THE TASK: Copy the rows below, putting "significance-bracket" wherever "sig-bracket" appears and changing nothing else. Omit the pictures from your copy.

EXERCISE DATA:
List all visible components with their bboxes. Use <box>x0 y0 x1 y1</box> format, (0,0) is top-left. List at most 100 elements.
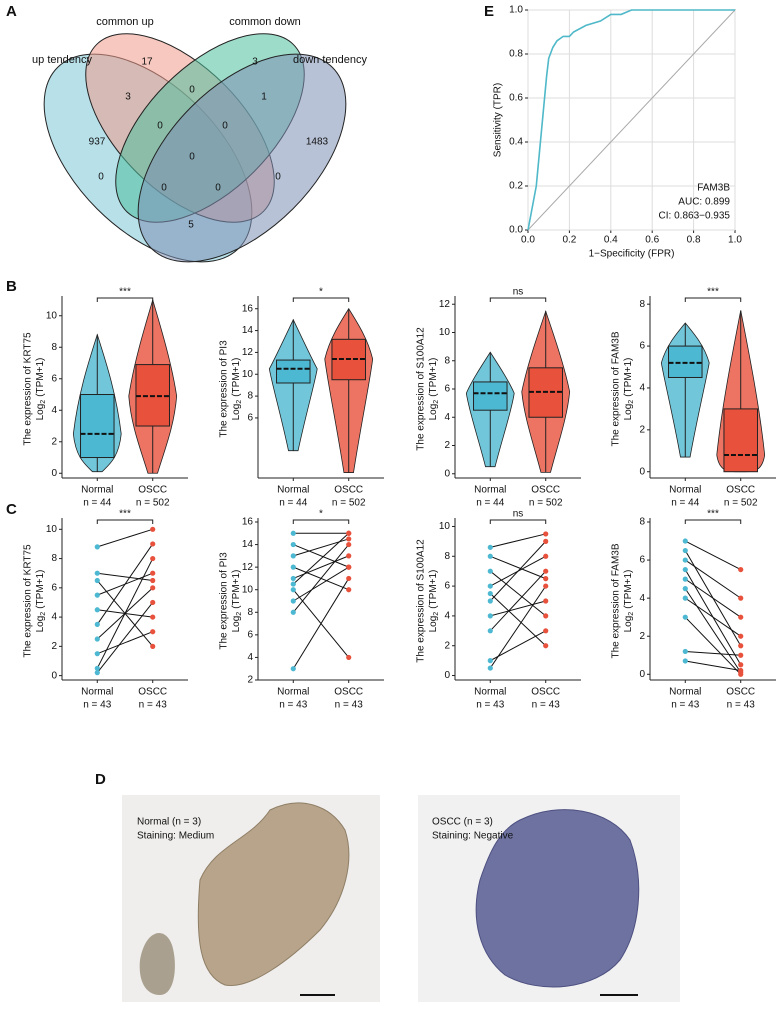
point <box>487 590 493 597</box>
point <box>290 575 296 582</box>
y-tick-label: 0 <box>51 670 57 681</box>
sig-bracket <box>96 519 154 524</box>
point <box>94 651 100 657</box>
panel-letter: B <box>6 278 17 295</box>
n-label: n = 44 <box>83 498 112 509</box>
point <box>346 541 352 548</box>
x-tick-label: OSCC <box>531 687 560 698</box>
y-axis-label: Log2 (TPM+1) <box>35 358 47 421</box>
y-tick-label: 12 <box>439 299 451 310</box>
label-part: (TPM+1) <box>231 570 242 609</box>
y-tick-label: 4 <box>51 405 57 416</box>
region-count: 0 <box>189 152 195 163</box>
point <box>290 553 296 559</box>
y-axis-label: Log2 (TPM+1) <box>428 358 440 421</box>
y-tick-label: 2 <box>51 641 57 652</box>
region-count: 0 <box>161 183 167 194</box>
point <box>290 530 296 536</box>
point <box>290 541 296 548</box>
pair-line <box>96 580 154 647</box>
y-axis-label: The expression of FAM3B <box>611 331 622 446</box>
y-tick-label: 10 <box>439 327 451 338</box>
y-tick-label: 4 <box>247 652 253 663</box>
x-tick-label: Normal <box>474 485 506 496</box>
y-tick-label: 6 <box>639 555 645 566</box>
n-label: n = 502 <box>332 498 366 509</box>
label-sub: 2 <box>433 612 440 616</box>
y-tick-label: 16 <box>242 303 254 314</box>
pair-line <box>292 532 350 585</box>
set-label: up tendency <box>32 54 92 66</box>
point <box>150 643 156 649</box>
label-part: Log <box>35 616 46 633</box>
y-tick-label: 10 <box>242 584 254 595</box>
region-count: 5 <box>188 220 194 231</box>
point <box>543 576 549 582</box>
point <box>487 583 493 589</box>
x-tick-label: 0.0 <box>521 235 535 246</box>
n-label: n = 44 <box>476 498 505 509</box>
tissue <box>475 809 640 988</box>
tissue <box>139 933 175 995</box>
x-tick-label: OSCC <box>726 485 755 496</box>
x-tick-label: Normal <box>81 687 113 698</box>
y-tick-label: 8 <box>51 553 57 564</box>
label-part: Log <box>623 404 634 421</box>
label-part: (TPM+1) <box>35 570 46 609</box>
pair-line <box>684 569 742 666</box>
n-label: n = 43 <box>335 700 364 711</box>
point <box>150 570 156 576</box>
point <box>543 643 549 649</box>
label-part: Log <box>35 404 46 421</box>
region-count: 0 <box>189 85 195 96</box>
point <box>150 541 156 547</box>
pair-line <box>293 566 349 602</box>
point <box>487 628 493 634</box>
sig-bracket <box>684 519 742 524</box>
label-part: Log <box>623 616 634 633</box>
image-caption: OSCC (n = 3) <box>432 817 493 828</box>
legend-text: CI: 0.863−0.935 <box>659 211 731 222</box>
panel-letter: E <box>484 3 494 20</box>
point <box>487 568 493 574</box>
y-axis-label: Log2 (TPM+1) <box>231 570 243 633</box>
ihc-normal: Normal (n = 3) Staining: Medium <box>122 795 380 1002</box>
x-axis-label: 1−Specificity (FPR) <box>589 249 675 260</box>
tissue <box>197 802 350 987</box>
y-axis-label: Log2 (TPM+1) <box>623 570 635 633</box>
y-axis-label: Log2 (TPM+1) <box>428 570 440 633</box>
y-tick-label: 14 <box>242 539 254 550</box>
point <box>94 636 100 642</box>
y-axis-label: The expression of PI3 <box>219 552 230 650</box>
point <box>682 557 688 563</box>
point <box>487 598 493 604</box>
n-label: n = 43 <box>279 700 308 711</box>
point <box>738 614 744 620</box>
y-tick-label: 0 <box>639 466 645 477</box>
x-tick-label: Normal <box>669 687 701 698</box>
y-tick-label: 2 <box>639 424 645 435</box>
point <box>543 583 549 589</box>
region-count: 1483 <box>306 137 329 148</box>
label-sub: 2 <box>628 612 635 616</box>
point <box>543 553 549 559</box>
box <box>276 359 311 384</box>
y-tick-label: 10 <box>242 369 254 380</box>
sig-bracket <box>489 519 547 524</box>
y-tick-label: 6 <box>51 582 57 593</box>
point <box>290 581 296 587</box>
point <box>738 643 744 649</box>
y-tick-label: 14 <box>242 325 254 336</box>
point <box>543 568 549 574</box>
set-label: common down <box>229 16 301 28</box>
point <box>150 629 156 635</box>
pair-line <box>490 630 546 662</box>
y-tick-label: 4 <box>639 383 645 394</box>
y-tick-label: 4 <box>444 412 450 423</box>
sig-label: *** <box>119 287 131 298</box>
point <box>682 614 688 620</box>
legend-text: AUC: 0.899 <box>678 197 730 208</box>
sig-bracket <box>96 297 154 302</box>
y-tick-label: 2 <box>444 440 450 451</box>
y-tick-label: 10 <box>46 310 58 321</box>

EXERCISE ANSWER:
List all visible components with their bboxes. Use <box>x0 y0 x1 y1</box> format, (0,0) is top-left. List at most 100 elements.
point <box>487 590 493 597</box>
point <box>290 575 296 582</box>
y-tick-label: 0 <box>51 670 57 681</box>
significance-bracket <box>96 519 154 524</box>
point <box>94 651 100 657</box>
panel-letter: B <box>6 278 17 295</box>
n-label: n = 44 <box>83 498 112 509</box>
point <box>346 541 352 548</box>
x-tick-label: OSCC <box>531 687 560 698</box>
y-axis-label: Log2 (TPM+1) <box>35 358 47 421</box>
y-tick-label: 12 <box>439 299 451 310</box>
label-part: (TPM+1) <box>231 570 242 609</box>
y-tick-label: 4 <box>51 405 57 416</box>
region-count: 0 <box>189 152 195 163</box>
point <box>290 553 296 559</box>
y-axis-label: Log2 (TPM+1) <box>428 358 440 421</box>
y-tick-label: 2 <box>51 641 57 652</box>
region-count: 0 <box>161 183 167 194</box>
point <box>290 530 296 536</box>
point <box>290 541 296 548</box>
pair-line <box>96 580 154 647</box>
y-axis-label: The expression of FAM3B <box>611 331 622 446</box>
y-tick-label: 10 <box>439 327 451 338</box>
y-tick-label: 4 <box>247 652 253 663</box>
x-tick-label: Normal <box>474 485 506 496</box>
y-tick-label: 6 <box>639 555 645 566</box>
n-label: n = 502 <box>332 498 366 509</box>
label-sub: 2 <box>433 612 440 616</box>
y-tick-label: 16 <box>242 303 254 314</box>
pair-line <box>292 532 350 585</box>
set-label: up tendency <box>32 54 92 66</box>
point <box>150 643 156 649</box>
label-part: Log <box>35 616 46 633</box>
y-tick-label: 10 <box>242 584 254 595</box>
region-count: 5 <box>188 220 194 231</box>
point <box>543 576 549 582</box>
point <box>487 583 493 589</box>
x-tick-label: 0.0 <box>521 235 535 246</box>
n-label: n = 44 <box>476 498 505 509</box>
tissue <box>475 809 640 988</box>
tissue <box>139 933 175 995</box>
x-tick-label: OSCC <box>726 485 755 496</box>
x-tick-label: Normal <box>81 687 113 698</box>
y-tick-label: 8 <box>51 553 57 564</box>
label-part: Log <box>623 404 634 421</box>
label-part: (TPM+1) <box>35 570 46 609</box>
pair-line <box>684 569 742 666</box>
n-label: n = 43 <box>335 700 364 711</box>
point <box>150 570 156 576</box>
point <box>543 643 549 649</box>
label-part: Log <box>35 404 46 421</box>
region-count: 0 <box>189 85 195 96</box>
point <box>150 541 156 547</box>
pair-line <box>293 566 349 602</box>
point <box>487 628 493 634</box>
significance-bracket <box>684 519 742 524</box>
label-part: Log <box>623 616 634 633</box>
image-caption: OSCC (n = 3) <box>432 817 493 828</box>
legend-text: CI: 0.863−0.935 <box>659 211 731 222</box>
panel-letter: E <box>484 3 494 20</box>
point <box>487 568 493 574</box>
y-axis-label: Log2 (TPM+1) <box>231 570 243 633</box>
ihc-normal: Normal (n = 3) Staining: Medium <box>122 795 380 1002</box>
x-axis-label: 1−Specificity (FPR) <box>589 249 675 260</box>
tissue <box>197 802 350 987</box>
y-axis-label: Log2 (TPM+1) <box>623 570 635 633</box>
y-axis-label: Log2 (TPM+1) <box>428 570 440 633</box>
y-tick-label: 14 <box>242 539 254 550</box>
point <box>94 636 100 642</box>
y-axis-label: The expression of PI3 <box>219 552 230 650</box>
point <box>682 557 688 563</box>
point <box>487 598 493 604</box>
n-label: n = 43 <box>279 700 308 711</box>
point <box>738 614 744 620</box>
y-tick-label: 0 <box>639 466 645 477</box>
x-tick-label: Normal <box>669 687 701 698</box>
y-tick-label: 2 <box>639 424 645 435</box>
point <box>543 583 549 589</box>
region-count: 1483 <box>306 137 329 148</box>
label-sub: 2 <box>628 612 635 616</box>
point <box>543 553 549 559</box>
box <box>276 359 311 384</box>
y-tick-label: 10 <box>242 369 254 380</box>
significance-bracket <box>489 519 547 524</box>
y-tick-label: 6 <box>51 582 57 593</box>
point <box>290 581 296 587</box>
point <box>738 643 744 649</box>
y-tick-label: 14 <box>242 325 254 336</box>
point <box>543 568 549 574</box>
set-label: common down <box>229 16 301 28</box>
point <box>150 629 156 635</box>
pair-line <box>490 630 546 662</box>
y-tick-label: 4 <box>639 383 645 394</box>
y-tick-label: 4 <box>444 412 450 423</box>
sig-label: *** <box>119 287 131 298</box>
point <box>682 614 688 620</box>
legend-text: AUC: 0.899 <box>678 197 730 208</box>
significance-bracket <box>96 297 154 302</box>
y-tick-label: 2 <box>444 440 450 451</box>
y-tick-label: 10 <box>46 310 58 321</box>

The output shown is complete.